Stored rows:
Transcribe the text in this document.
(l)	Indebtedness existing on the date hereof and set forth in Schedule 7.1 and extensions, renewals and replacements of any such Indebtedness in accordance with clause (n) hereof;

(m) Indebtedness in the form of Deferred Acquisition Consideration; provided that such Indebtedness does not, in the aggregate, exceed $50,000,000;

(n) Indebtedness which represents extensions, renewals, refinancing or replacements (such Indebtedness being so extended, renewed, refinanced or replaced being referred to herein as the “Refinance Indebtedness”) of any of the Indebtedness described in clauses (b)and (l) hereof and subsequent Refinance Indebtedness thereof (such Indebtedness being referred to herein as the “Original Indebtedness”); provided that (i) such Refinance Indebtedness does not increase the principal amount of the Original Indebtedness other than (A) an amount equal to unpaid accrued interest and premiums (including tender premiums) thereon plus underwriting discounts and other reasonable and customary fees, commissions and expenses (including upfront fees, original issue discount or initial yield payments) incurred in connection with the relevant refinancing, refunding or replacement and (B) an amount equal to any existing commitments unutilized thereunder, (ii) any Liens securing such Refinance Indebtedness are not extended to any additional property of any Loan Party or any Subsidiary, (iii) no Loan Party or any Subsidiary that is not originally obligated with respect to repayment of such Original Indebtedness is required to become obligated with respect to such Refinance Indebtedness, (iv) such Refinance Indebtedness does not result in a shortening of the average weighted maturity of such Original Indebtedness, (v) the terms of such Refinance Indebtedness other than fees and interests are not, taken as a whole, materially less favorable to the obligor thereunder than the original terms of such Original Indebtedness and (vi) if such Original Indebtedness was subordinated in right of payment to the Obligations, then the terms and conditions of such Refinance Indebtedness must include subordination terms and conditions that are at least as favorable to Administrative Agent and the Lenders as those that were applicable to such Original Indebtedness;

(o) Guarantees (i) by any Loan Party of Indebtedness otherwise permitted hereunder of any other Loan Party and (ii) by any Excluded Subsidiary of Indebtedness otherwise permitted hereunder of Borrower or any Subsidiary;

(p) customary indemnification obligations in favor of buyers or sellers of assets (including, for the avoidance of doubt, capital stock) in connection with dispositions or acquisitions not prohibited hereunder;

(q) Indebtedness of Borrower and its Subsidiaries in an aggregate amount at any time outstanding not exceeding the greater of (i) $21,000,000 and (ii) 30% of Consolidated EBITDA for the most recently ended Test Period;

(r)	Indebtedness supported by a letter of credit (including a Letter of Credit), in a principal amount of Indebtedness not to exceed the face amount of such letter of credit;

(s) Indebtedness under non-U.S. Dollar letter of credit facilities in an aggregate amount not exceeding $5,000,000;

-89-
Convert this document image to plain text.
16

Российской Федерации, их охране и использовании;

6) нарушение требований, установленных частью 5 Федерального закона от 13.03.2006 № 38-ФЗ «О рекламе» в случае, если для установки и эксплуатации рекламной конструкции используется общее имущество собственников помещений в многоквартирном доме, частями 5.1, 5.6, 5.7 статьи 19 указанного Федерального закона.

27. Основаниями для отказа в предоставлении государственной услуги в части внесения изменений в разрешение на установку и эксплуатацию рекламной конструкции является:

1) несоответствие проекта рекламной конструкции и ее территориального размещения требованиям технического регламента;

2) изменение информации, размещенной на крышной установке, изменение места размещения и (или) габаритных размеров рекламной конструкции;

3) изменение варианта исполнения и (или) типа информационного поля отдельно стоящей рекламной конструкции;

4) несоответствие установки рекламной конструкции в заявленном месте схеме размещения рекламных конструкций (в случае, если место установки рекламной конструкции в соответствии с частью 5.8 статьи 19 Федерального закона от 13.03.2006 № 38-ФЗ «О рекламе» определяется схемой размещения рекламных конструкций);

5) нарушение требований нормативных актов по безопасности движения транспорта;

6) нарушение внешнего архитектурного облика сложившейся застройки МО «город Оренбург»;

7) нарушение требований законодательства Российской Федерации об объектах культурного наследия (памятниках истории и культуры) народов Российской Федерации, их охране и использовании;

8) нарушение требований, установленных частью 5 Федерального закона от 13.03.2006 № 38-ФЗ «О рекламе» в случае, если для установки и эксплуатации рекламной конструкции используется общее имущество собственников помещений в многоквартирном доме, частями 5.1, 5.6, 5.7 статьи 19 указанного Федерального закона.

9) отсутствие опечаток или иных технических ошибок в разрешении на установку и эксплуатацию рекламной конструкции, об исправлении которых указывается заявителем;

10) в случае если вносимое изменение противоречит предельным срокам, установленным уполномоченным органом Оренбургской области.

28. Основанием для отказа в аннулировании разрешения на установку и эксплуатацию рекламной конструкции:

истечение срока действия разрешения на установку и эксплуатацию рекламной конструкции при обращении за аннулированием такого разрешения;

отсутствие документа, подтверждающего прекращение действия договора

What is required:
Where a line of the material above holds the string "credit", copy that line.

Task answer:
(r)	Indebtedness supported by a letter of credit (including a Letter of Credit), in a principal amount of Indebtedness not to exceed the face amount of such letter of credit;
(s) Indebtedness under non-U.S. Dollar letter of credit facilities in an aggregate amount not exceeding $5,000,000;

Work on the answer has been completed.